» Directions: Take each line containing "Conversion" and report it exactly as written.

» Recorded information:
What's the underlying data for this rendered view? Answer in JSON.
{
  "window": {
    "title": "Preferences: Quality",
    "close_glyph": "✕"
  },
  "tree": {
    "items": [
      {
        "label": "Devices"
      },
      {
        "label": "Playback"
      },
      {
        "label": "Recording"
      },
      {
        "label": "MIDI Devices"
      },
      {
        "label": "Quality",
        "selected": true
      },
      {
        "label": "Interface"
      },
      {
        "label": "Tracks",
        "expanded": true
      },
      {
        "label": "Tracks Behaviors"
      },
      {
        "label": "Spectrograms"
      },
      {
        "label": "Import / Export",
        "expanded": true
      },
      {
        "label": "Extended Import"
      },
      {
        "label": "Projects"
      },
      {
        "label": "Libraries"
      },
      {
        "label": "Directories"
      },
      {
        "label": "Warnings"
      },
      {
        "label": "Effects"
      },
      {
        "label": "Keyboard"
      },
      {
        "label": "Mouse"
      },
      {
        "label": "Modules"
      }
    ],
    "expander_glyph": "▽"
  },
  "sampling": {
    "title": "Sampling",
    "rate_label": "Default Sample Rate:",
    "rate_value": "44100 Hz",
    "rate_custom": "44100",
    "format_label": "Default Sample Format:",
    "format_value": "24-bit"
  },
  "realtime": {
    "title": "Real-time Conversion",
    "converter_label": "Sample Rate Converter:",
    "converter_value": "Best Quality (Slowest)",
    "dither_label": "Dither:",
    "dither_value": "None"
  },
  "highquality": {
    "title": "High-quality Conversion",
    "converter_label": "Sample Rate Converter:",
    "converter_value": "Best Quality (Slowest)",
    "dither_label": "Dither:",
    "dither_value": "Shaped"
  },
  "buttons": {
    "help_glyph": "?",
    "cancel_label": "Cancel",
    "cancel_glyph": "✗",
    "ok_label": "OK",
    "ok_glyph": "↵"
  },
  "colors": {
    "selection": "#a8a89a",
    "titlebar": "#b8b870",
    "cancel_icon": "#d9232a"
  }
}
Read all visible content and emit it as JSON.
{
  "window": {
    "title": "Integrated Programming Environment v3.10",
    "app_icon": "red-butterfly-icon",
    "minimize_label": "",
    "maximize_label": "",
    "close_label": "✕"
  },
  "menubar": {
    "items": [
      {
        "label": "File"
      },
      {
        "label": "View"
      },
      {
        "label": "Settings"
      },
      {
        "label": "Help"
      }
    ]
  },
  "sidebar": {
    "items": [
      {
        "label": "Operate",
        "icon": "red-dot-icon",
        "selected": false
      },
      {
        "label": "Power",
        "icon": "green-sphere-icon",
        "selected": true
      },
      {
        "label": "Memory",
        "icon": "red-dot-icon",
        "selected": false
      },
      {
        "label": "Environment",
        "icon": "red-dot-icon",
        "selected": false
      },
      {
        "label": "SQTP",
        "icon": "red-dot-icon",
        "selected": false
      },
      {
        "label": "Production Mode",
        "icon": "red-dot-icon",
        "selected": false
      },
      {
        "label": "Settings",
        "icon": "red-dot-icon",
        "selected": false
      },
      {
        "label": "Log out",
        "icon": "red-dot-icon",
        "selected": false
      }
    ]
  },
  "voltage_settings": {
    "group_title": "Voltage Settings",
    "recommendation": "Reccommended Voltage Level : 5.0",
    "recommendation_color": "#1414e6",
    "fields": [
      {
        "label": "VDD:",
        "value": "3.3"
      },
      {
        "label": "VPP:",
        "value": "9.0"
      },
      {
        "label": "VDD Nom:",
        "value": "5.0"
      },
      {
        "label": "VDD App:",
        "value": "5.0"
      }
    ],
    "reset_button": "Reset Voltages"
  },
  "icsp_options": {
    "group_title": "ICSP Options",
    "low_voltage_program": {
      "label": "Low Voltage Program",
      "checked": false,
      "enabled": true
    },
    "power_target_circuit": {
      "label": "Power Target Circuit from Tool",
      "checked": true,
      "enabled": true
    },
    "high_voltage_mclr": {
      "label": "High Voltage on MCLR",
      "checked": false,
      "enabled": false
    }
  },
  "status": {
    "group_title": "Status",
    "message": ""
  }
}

» Output of the exercise:
    "title": "Real-time Conversion",
    "title": "High-quality Conversion",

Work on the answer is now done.